WHAT IS NEEDED: Your task is to retype each line of the data below exactly.

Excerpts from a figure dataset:
============
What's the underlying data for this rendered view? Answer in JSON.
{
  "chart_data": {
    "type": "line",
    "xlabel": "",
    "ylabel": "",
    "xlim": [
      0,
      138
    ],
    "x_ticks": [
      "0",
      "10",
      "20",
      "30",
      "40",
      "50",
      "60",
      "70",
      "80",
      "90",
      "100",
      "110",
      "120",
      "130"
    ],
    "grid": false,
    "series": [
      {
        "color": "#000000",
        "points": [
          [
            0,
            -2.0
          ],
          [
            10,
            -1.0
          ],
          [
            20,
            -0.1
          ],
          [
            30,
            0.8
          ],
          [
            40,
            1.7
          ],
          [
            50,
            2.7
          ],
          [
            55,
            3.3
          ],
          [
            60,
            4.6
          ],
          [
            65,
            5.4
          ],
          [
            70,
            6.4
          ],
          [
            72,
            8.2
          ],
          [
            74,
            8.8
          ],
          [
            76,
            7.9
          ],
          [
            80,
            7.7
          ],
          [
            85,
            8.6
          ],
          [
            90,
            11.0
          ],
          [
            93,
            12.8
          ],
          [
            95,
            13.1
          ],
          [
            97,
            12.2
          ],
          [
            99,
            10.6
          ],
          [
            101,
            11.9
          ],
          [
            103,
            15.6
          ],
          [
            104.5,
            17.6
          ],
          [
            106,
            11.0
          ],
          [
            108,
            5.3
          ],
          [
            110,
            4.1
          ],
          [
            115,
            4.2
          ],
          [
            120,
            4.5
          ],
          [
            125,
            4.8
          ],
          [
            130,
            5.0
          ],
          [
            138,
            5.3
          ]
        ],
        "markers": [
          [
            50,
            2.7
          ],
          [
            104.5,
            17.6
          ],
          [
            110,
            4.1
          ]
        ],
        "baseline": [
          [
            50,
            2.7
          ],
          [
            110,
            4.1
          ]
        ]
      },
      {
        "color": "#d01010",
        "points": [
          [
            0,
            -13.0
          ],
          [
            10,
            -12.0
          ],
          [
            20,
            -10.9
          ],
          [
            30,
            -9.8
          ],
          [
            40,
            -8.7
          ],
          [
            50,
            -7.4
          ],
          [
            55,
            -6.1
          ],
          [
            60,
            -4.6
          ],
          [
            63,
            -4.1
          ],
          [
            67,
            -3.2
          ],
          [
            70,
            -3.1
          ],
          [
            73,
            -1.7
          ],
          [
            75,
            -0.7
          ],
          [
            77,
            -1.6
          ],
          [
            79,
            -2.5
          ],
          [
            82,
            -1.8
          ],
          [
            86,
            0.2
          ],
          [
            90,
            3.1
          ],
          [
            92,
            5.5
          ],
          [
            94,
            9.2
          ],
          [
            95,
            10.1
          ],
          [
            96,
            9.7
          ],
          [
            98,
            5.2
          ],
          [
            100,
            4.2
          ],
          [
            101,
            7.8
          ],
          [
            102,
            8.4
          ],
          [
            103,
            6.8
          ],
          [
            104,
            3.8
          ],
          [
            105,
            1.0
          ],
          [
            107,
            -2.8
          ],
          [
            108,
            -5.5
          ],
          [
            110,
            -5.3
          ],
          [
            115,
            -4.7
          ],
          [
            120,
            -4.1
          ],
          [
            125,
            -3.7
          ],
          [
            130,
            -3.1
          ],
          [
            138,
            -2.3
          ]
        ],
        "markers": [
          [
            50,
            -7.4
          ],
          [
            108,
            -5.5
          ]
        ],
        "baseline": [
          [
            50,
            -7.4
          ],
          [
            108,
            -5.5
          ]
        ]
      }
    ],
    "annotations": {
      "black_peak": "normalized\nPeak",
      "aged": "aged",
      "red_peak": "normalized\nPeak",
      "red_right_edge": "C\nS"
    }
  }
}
============
OUTPUT FOR THIS TASK:
What's the underlying data for this rendered view? Answer in JSON.
{
  "chart_data": {
    "type": "line",
    "xlabel": "",
    "ylabel": "",
    "xlim": [
      0,
      138
    ],
    "x_ticks": [
      "0",
      "10",
      "20",
      "30",
      "40",
      "50",
      "60",
      "70",
      "80",
      "90",
      "100",
      "110",
      "120",
      "130"
    ],
    "grid": false,
    "series": [
      {
        "color": "#000000",
        "points": [
          [
            0,
            -2.0
          ],
          [
            10,
            -1.0
          ],
          [
            20,
            -0.1
          ],
          [
            30,
            0.8
          ],
          [
            40,
            1.7
          ],
          [
            50,
            2.7
          ],
          [
            55,
            3.3
          ],
          [
            60,
            4.6
          ],
          [
            65,
            5.4
          ],
          [
            70,
            6.4
          ],
          [
            72,
            8.2
          ],
          [
            74,
            8.8
          ],
          [
            76,
            7.9
          ],
          [
            80,
            7.7
          ],
          [
            85,
            8.6
          ],
          [
            90,
            11.0
          ],
          [
            93,
            12.8
          ],
          [
            95,
            13.1
          ],
          [
            97,
            12.2
          ],
          [
            99,
            10.6
          ],
          [
            101,
            11.9
          ],
          [
            103,
            15.6
          ],
          [
            104.5,
            17.6
          ],
          [
            106,
            11.0
          ],
          [
            108,
            5.3
          ],
          [
            110,
            4.1
          ],
          [
            115,
            4.2
          ],
          [
            120,
            4.5
          ],
          [
            125,
            4.8
          ],
          [
            130,
            5.0
          ],
          [
            138,
            5.3
          ]
        ],
        "markers": [
          [
            50,
            2.7
          ],
          [
            104.5,
            17.6
          ],
          [
            110,
            4.1
          ]
        ],
        "baseline": [
          [
            50,
            2.7
          ],
          [
            110,
            4.1
          ]
        ]
      },
      {
        "color": "#d01010",
        "points": [
          [
            0,
            -13.0
          ],
          [
            10,
            -12.0
          ],
          [
            20,
            -10.9
          ],
          [
            30,
            -9.8
          ],
          [
            40,
            -8.7
          ],
          [
            50,
            -7.4
          ],
          [
            55,
            -6.1
          ],
          [
            60,
            -4.6
          ],
          [
            63,
            -4.1
          ],
          [
            67,
            -3.2
          ],
          [
            70,
            -3.1
          ],
          [
            73,
            -1.7
          ],
          [
            75,
            -0.7
          ],
          [
            77,
            -1.6
          ],
          [
            79,
            -2.5
          ],
          [
            82,
            -1.8
          ],
          [
            86,
            0.2
          ],
          [
            90,
            3.1
          ],
          [
            92,
            5.5
          ],
          [
            94,
            9.2
          ],
          [
            95,
            10.1
          ],
          [
            96,
            9.7
          ],
          [
            98,
            5.2
          ],
          [
            100,
            4.2
          ],
          [
            101,
            7.8
          ],
          [
            102,
            8.4
          ],
          [
            103,
            6.8
          ],
          [
            104,
            3.8
          ],
          [
            105,
            1.0
          ],
          [
            107,
            -2.8
          ],
          [
            108,
            -5.5
          ],
          [
            110,
            -5.3
          ],
          [
            115,
            -4.7
          ],
          [
            120,
            -4.1
          ],
          [
            125,
            -3.7
          ],
          [
            130,
            -3.1
          ],
          [
            138,
            -2.3
          ]
        ],
        "markers": [
          [
            50,
            -7.4
          ],
          [
            108,
            -5.5
          ]
        ],
        "baseline": [
          [
            50,
            -7.4
          ],
          [
            108,
            -5.5
          ]
        ]
      }
    ],
    "annotations": {
      "black_peak": "normalized\nPeak",
      "aged": "aged",
      "red_peak": "normalized\nPeak",
      "red_right_edge": "C\nS"
    }
  }
}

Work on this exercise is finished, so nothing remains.